> _INFORMATION SHOWN_
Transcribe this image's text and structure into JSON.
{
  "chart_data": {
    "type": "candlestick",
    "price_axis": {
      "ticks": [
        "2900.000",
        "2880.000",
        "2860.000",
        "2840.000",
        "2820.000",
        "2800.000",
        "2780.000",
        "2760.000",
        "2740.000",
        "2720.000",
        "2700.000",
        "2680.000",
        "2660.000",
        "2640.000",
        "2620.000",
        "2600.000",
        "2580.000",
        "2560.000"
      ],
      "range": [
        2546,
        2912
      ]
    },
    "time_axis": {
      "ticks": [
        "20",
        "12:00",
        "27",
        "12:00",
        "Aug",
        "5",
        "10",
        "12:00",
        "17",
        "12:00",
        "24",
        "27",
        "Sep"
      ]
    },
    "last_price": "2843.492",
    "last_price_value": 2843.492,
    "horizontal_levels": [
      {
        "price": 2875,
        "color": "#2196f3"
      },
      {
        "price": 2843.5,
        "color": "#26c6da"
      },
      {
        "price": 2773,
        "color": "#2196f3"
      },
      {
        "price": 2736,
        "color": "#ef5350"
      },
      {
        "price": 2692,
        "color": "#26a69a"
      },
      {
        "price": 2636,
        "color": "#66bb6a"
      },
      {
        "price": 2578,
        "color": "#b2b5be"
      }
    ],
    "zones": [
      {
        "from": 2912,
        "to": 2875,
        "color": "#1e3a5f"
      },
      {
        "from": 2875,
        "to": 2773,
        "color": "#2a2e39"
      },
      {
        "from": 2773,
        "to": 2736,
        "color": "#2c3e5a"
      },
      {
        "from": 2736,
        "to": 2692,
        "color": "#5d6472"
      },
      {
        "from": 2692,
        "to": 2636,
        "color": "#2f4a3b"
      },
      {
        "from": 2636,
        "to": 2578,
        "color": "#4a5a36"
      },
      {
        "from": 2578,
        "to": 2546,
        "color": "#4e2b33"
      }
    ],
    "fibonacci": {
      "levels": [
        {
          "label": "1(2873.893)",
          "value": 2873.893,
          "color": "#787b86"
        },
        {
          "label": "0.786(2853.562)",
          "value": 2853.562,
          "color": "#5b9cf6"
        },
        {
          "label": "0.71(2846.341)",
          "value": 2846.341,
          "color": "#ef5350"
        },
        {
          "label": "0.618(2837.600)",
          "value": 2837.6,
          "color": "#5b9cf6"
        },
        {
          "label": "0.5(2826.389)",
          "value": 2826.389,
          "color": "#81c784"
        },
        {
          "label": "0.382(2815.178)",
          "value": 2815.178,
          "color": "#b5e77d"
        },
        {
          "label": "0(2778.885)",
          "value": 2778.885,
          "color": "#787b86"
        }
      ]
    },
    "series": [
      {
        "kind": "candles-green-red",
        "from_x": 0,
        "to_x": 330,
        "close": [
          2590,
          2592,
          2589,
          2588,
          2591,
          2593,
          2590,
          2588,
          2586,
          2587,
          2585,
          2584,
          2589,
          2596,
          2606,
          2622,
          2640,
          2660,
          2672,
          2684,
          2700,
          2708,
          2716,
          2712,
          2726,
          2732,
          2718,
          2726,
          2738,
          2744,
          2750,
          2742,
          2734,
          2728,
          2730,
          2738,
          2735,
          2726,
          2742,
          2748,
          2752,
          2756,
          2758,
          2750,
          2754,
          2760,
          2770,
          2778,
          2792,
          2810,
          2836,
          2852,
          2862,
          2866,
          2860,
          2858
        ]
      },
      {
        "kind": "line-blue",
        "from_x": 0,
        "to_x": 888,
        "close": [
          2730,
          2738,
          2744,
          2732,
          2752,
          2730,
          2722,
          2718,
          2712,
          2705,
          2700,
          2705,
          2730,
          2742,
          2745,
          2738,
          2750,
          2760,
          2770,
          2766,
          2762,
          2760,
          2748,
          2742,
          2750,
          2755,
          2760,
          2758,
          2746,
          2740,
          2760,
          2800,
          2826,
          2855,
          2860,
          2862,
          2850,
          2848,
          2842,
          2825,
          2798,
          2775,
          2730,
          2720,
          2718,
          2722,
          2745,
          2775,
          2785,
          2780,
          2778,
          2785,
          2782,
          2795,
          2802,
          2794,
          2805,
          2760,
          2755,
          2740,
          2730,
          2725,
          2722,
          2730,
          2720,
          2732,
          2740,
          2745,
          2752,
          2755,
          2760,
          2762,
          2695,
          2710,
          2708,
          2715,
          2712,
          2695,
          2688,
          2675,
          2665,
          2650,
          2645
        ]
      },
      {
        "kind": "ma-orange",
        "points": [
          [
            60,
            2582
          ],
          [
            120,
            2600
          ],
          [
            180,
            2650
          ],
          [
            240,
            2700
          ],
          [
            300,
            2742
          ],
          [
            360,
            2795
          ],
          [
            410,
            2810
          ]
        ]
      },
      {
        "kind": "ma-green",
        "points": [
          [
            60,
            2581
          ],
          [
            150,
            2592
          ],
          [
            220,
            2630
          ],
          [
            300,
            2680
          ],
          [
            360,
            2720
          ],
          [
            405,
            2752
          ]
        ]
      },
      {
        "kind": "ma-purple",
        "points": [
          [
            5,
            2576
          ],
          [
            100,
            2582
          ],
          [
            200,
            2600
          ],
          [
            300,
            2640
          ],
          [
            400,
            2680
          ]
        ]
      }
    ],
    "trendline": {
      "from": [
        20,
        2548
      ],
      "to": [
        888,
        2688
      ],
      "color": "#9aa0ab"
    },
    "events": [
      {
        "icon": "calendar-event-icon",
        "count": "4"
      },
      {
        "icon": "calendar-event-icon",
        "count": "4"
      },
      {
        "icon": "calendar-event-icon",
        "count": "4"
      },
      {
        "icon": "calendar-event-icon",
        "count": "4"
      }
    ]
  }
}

> _WORK TO BE COMPLETED_
Repeat every record exactly as written, please.

> _SOLVED PROBLEM_
Transcribe this image's text and structure into JSON.
{
  "chart_data": {
    "type": "candlestick",
    "price_axis": {
      "ticks": [
        "2900.000",
        "2880.000",
        "2860.000",
        "2840.000",
        "2820.000",
        "2800.000",
        "2780.000",
        "2760.000",
        "2740.000",
        "2720.000",
        "2700.000",
        "2680.000",
        "2660.000",
        "2640.000",
        "2620.000",
        "2600.000",
        "2580.000",
        "2560.000"
      ],
      "range": [
        2546,
        2912
      ]
    },
    "time_axis": {
      "ticks": [
        "20",
        "12:00",
        "27",
        "12:00",
        "Aug",
        "5",
        "10",
        "12:00",
        "17",
        "12:00",
        "24",
        "27",
        "Sep"
      ]
    },
    "last_price": "2843.492",
    "last_price_value": 2843.492,
    "horizontal_levels": [
      {
        "price": 2875,
        "color": "#2196f3"
      },
      {
        "price": 2843.5,
        "color": "#26c6da"
      },
      {
        "price": 2773,
        "color": "#2196f3"
      },
      {
        "price": 2736,
        "color": "#ef5350"
      },
      {
        "price": 2692,
        "color": "#26a69a"
      },
      {
        "price": 2636,
        "color": "#66bb6a"
      },
      {
        "price": 2578,
        "color": "#b2b5be"
      }
    ],
    "zones": [
      {
        "from": 2912,
        "to": 2875,
        "color": "#1e3a5f"
      },
      {
        "from": 2875,
        "to": 2773,
        "color": "#2a2e39"
      },
      {
        "from": 2773,
        "to": 2736,
        "color": "#2c3e5a"
      },
      {
        "from": 2736,
        "to": 2692,
        "color": "#5d6472"
      },
      {
        "from": 2692,
        "to": 2636,
        "color": "#2f4a3b"
      },
      {
        "from": 2636,
        "to": 2578,
        "color": "#4a5a36"
      },
      {
        "from": 2578,
        "to": 2546,
        "color": "#4e2b33"
      }
    ],
    "fibonacci": {
      "levels": [
        {
          "label": "1(2873.893)",
          "value": 2873.893,
          "color": "#787b86"
        },
        {
          "label": "0.786(2853.562)",
          "value": 2853.562,
          "color": "#5b9cf6"
        },
        {
          "label": "0.71(2846.341)",
          "value": 2846.341,
          "color": "#ef5350"
        },
        {
          "label": "0.618(2837.600)",
          "value": 2837.6,
          "color": "#5b9cf6"
        },
        {
          "label": "0.5(2826.389)",
          "value": 2826.389,
          "color": "#81c784"
        },
        {
          "label": "0.382(2815.178)",
          "value": 2815.178,
          "color": "#b5e77d"
        },
        {
          "label": "0(2778.885)",
          "value": 2778.885,
          "color": "#787b86"
        }
      ]
    },
    "series": [
      {
        "kind": "candles-green-red",
        "from_x": 0,
        "to_x": 330,
        "close": [
          2590,
          2592,
          2589,
          2588,
          2591,
          2593,
          2590,
          2588,
          2586,
          2587,
          2585,
          2584,
          2589,
          2596,
          2606,
          2622,
          2640,
          2660,
          2672,
          2684,
          2700,
          2708,
          2716,
          2712,
          2726,
          2732,
          2718,
          2726,
          2738,
          2744,
          2750,
          2742,
          2734,
          2728,
          2730,
          2738,
          2735,
          2726,
          2742,
          2748,
          2752,
          2756,
          2758,
          2750,
          2754,
          2760,
          2770,
          2778,
          2792,
          2810,
          2836,
          2852,
          2862,
          2866,
          2860,
          2858
        ]
      },
      {
        "kind": "line-blue",
        "from_x": 0,
        "to_x": 888,
        "close": [
          2730,
          2738,
          2744,
          2732,
          2752,
          2730,
          2722,
          2718,
          2712,
          2705,
          2700,
          2705,
          2730,
          2742,
          2745,
          2738,
          2750,
          2760,
          2770,
          2766,
          2762,
          2760,
          2748,
          2742,
          2750,
          2755,
          2760,
          2758,
          2746,
          2740,
          2760,
          2800,
          2826,
          2855,
          2860,
          2862,
          2850,
          2848,
          2842,
          2825,
          2798,
          2775,
          2730,
          2720,
          2718,
          2722,
          2745,
          2775,
          2785,
          2780,
          2778,
          2785,
          2782,
          2795,
          2802,
          2794,
          2805,
          2760,
          2755,
          2740,
          2730,
          2725,
          2722,
          2730,
          2720,
          2732,
          2740,
          2745,
          2752,
          2755,
          2760,
          2762,
          2695,
          2710,
          2708,
          2715,
          2712,
          2695,
          2688,
          2675,
          2665,
          2650,
          2645
        ]
      },
      {
        "kind": "ma-orange",
        "points": [
          [
            60,
            2582
          ],
          [
            120,
            2600
          ],
          [
            180,
            2650
          ],
          [
            240,
            2700
          ],
          [
            300,
            2742
          ],
          [
            360,
            2795
          ],
          [
            410,
            2810
          ]
        ]
      },
      {
        "kind": "ma-green",
        "points": [
          [
            60,
            2581
          ],
          [
            150,
            2592
          ],
          [
            220,
            2630
          ],
          [
            300,
            2680
          ],
          [
            360,
            2720
          ],
          [
            405,
            2752
          ]
        ]
      },
      {
        "kind": "ma-purple",
        "points": [
          [
            5,
            2576
          ],
          [
            100,
            2582
          ],
          [
            200,
            2600
          ],
          [
            300,
            2640
          ],
          [
            400,
            2680
          ]
        ]
      }
    ],
    "trendline": {
      "from": [
        20,
        2548
      ],
      "to": [
        888,
        2688
      ],
      "color": "#9aa0ab"
    },
    "events": [
      {
        "icon": "calendar-event-icon",
        "count": "4"
      },
      {
        "icon": "calendar-event-icon",
        "count": "4"
      },
      {
        "icon": "calendar-event-icon",
        "count": "4"
      },
      {
        "icon": "calendar-event-icon",
        "count": "4"
      }
    ]
  }
}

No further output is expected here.